TASK DESCRIPTION:
Images embedded in the records are excluded; print everything else exactly as given.

Figure record extracts
━━━━

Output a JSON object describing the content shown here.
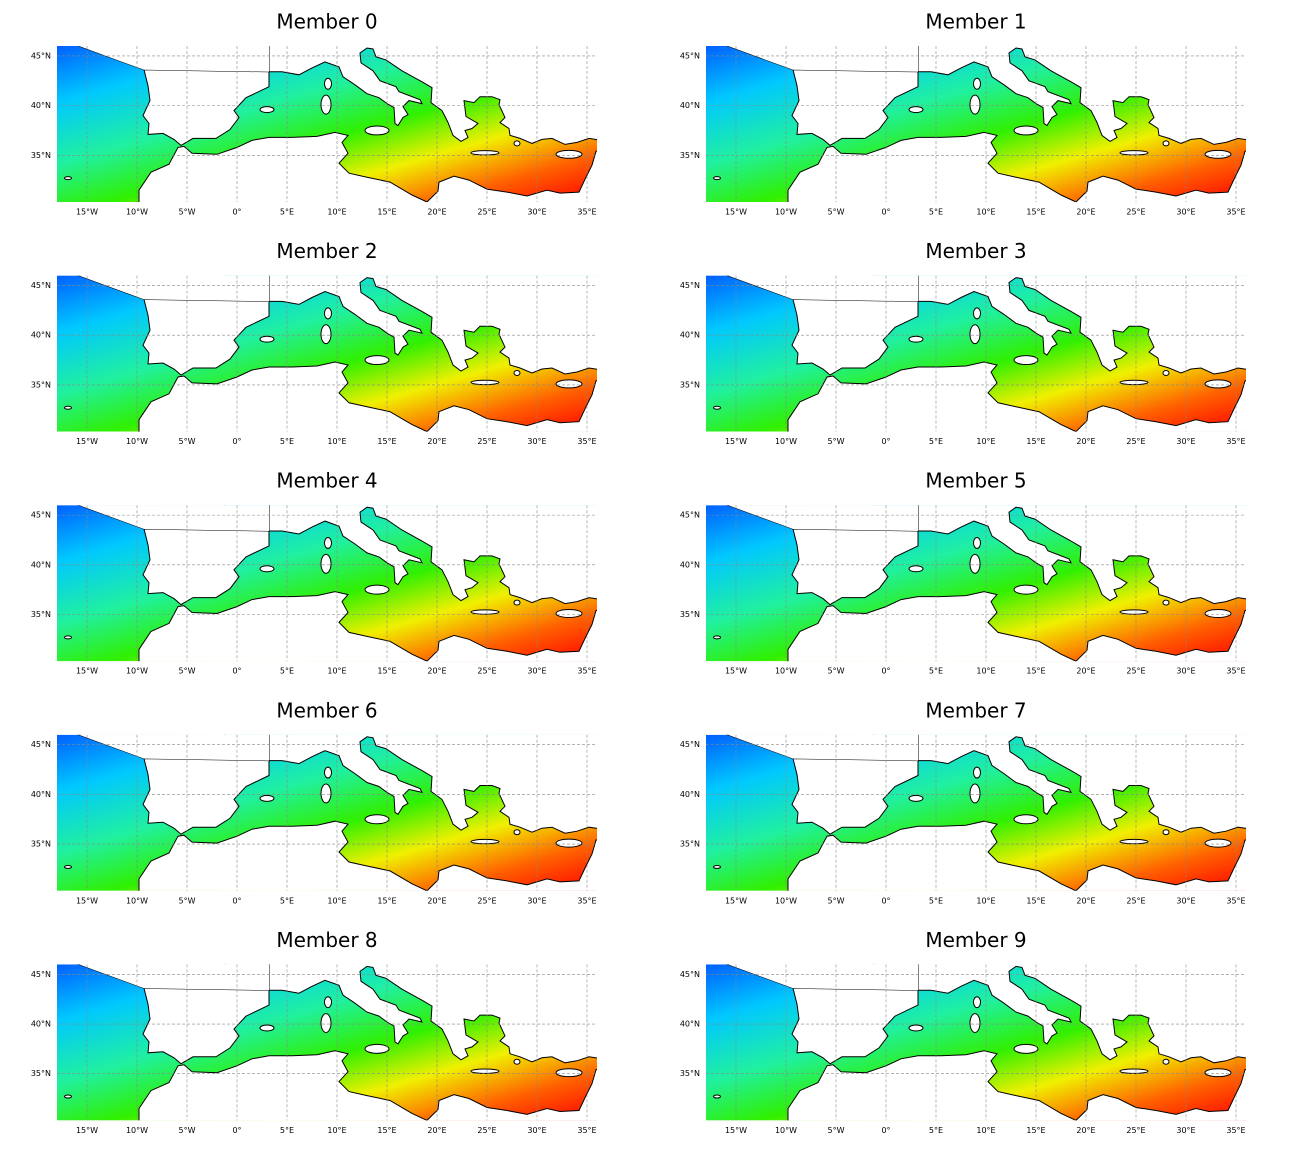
{
  "maps": [
    {
      "title": "Member 0"
    },
    {
      "title": "Member 1"
    },
    {
      "title": "Member 2"
    },
    {
      "title": "Member 3"
    },
    {
      "title": "Member 4"
    },
    {
      "title": "Member 5"
    },
    {
      "title": "Member 6"
    },
    {
      "title": "Member 7"
    },
    {
      "title": "Member 8"
    },
    {
      "title": "Member 9"
    }
  ],
  "lon_range": [
    -18,
    36
  ],
  "lat_range": [
    30.3,
    46
  ],
  "lon_ticks": [
    {
      "value": -15,
      "label": "15°W"
    },
    {
      "value": -10,
      "label": "10°W"
    },
    {
      "value": -5,
      "label": "5°W"
    },
    {
      "value": 0,
      "label": "0°"
    },
    {
      "value": 5,
      "label": "5°E"
    },
    {
      "value": 10,
      "label": "10°E"
    },
    {
      "value": 15,
      "label": "15°E"
    },
    {
      "value": 20,
      "label": "20°E"
    },
    {
      "value": 25,
      "label": "25°E"
    },
    {
      "value": 30,
      "label": "30°E"
    },
    {
      "value": 35,
      "label": "35°E"
    }
  ],
  "lat_ticks": [
    {
      "value": 35,
      "label": "35°N"
    },
    {
      "value": 40,
      "label": "40°N"
    },
    {
      "value": 45,
      "label": "45°N"
    }
  ]
}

━━━━

RESULT FOR THIS EXERCISE:
Output a JSON object describing the content shown here.
{
  "maps": [
    {
      "title": "Member 0"
    },
    {
      "title": "Member 1"
    },
    {
      "title": "Member 2"
    },
    {
      "title": "Member 3"
    },
    {
      "title": "Member 4"
    },
    {
      "title": "Member 5"
    },
    {
      "title": "Member 6"
    },
    {
      "title": "Member 7"
    },
    {
      "title": "Member 8"
    },
    {
      "title": "Member 9"
    }
  ],
  "lon_range": [
    -18,
    36
  ],
  "lat_range": [
    30.3,
    46
  ],
  "lon_ticks": [
    {
      "value": -15,
      "label": "15°W"
    },
    {
      "value": -10,
      "label": "10°W"
    },
    {
      "value": -5,
      "label": "5°W"
    },
    {
      "value": 0,
      "label": "0°"
    },
    {
      "value": 5,
      "label": "5°E"
    },
    {
      "value": 10,
      "label": "10°E"
    },
    {
      "value": 15,
      "label": "15°E"
    },
    {
      "value": 20,
      "label": "20°E"
    },
    {
      "value": 25,
      "label": "25°E"
    },
    {
      "value": 30,
      "label": "30°E"
    },
    {
      "value": 35,
      "label": "35°E"
    }
  ],
  "lat_ticks": [
    {
      "value": 35,
      "label": "35°N"
    },
    {
      "value": 40,
      "label": "40°N"
    },
    {
      "value": 45,
      "label": "45°N"
    }
  ]
}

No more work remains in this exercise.